[Saved entries]
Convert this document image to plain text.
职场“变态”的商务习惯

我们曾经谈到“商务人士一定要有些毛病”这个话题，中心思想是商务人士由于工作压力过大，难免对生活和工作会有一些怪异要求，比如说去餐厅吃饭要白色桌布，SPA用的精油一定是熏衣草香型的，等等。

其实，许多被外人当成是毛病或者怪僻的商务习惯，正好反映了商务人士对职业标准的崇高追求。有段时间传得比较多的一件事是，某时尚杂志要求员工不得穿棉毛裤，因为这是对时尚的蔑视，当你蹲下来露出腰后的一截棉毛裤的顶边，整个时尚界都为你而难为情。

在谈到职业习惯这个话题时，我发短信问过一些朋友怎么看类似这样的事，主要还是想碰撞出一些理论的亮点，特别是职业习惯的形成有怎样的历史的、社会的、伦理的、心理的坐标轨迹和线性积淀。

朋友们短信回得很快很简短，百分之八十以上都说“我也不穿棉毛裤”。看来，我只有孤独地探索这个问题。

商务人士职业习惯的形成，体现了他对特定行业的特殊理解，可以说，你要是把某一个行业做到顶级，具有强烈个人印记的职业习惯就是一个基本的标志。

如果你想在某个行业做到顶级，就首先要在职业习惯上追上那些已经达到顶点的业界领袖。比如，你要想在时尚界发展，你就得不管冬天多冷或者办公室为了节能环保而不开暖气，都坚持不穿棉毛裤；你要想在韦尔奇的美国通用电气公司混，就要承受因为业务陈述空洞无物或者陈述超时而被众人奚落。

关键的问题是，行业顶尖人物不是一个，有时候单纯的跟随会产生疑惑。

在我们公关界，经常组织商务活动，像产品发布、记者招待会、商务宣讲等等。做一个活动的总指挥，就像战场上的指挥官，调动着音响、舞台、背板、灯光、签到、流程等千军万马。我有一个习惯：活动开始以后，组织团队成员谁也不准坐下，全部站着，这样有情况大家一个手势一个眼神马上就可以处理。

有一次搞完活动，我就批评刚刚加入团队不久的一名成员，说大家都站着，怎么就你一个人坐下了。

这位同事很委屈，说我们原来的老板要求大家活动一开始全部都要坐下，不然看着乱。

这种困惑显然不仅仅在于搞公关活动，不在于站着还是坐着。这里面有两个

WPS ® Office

Problem to work on: Write out every entry again exactly, please, with nothing missing.

The reply:
Convert this document image to plain text.
职场“变态”的商务习惯

我们曾经谈到“商务人士一定要有些毛病”这个话题，中心思想是商务人士由于工作压力过大，难免对生活和工作会有一些怪异要求，比如说去餐厅吃饭要白色桌布，SPA用的精油一定是熏衣草香型的，等等。

其实，许多被外人当成是毛病或者怪僻的商务习惯，正好反映了商务人士对职业标准的崇高追求。有段时间传得比较多的一件事是，某时尚杂志要求员工不得穿棉毛裤，因为这是对时尚的蔑视，当你蹲下来露出腰后的一截棉毛裤的顶边，整个时尚界都为你而难为情。

在谈到职业习惯这个话题时，我发短信问过一些朋友怎么看类似这样的事，主要还是想碰撞出一些理论的亮点，特别是职业习惯的形成有怎样的历史的、社会的、伦理的、心理的坐标轨迹和线性积淀。

朋友们短信回得很快很简短，百分之八十以上都说“我也不穿棉毛裤”。看来，我只有孤独地探索这个问题。

商务人士职业习惯的形成，体现了他对特定行业的特殊理解，可以说，你要是把某一个行业做到顶级，具有强烈个人印记的职业习惯就是一个基本的标志。

如果你想在某个行业做到顶级，就首先要在职业习惯上追上那些已经达到顶点的业界领袖。比如，你要想在时尚界发展，你就得不管冬天多冷或者办公室为了节能环保而不开暖气，都坚持不穿棉毛裤；你要想在韦尔奇的美国通用电气公司混，就要承受因为业务陈述空洞无物或者陈述超时而被众人奚落。

关键的问题是，行业顶尖人物不是一个，有时候单纯的跟随会产生疑惑。

在我们公关界，经常组织商务活动，像产品发布、记者招待会、商务宣讲等等。做一个活动的总指挥，就像战场上的指挥官，调动着音响、舞台、背板、灯光、签到、流程等千军万马。我有一个习惯：活动开始以后，组织团队成员谁也不准坐下，全部站着，这样有情况大家一个手势一个眼神马上就可以处理。

有一次搞完活动，我就批评刚刚加入团队不久的一名成员，说大家都站着，怎么就你一个人坐下了。

这位同事很委屈，说我们原来的老板要求大家活动一开始全部都要坐下，不然看着乱。

这种困惑显然不仅仅在于搞公关活动，不在于站着还是坐着。这里面有两个

WPS ® Office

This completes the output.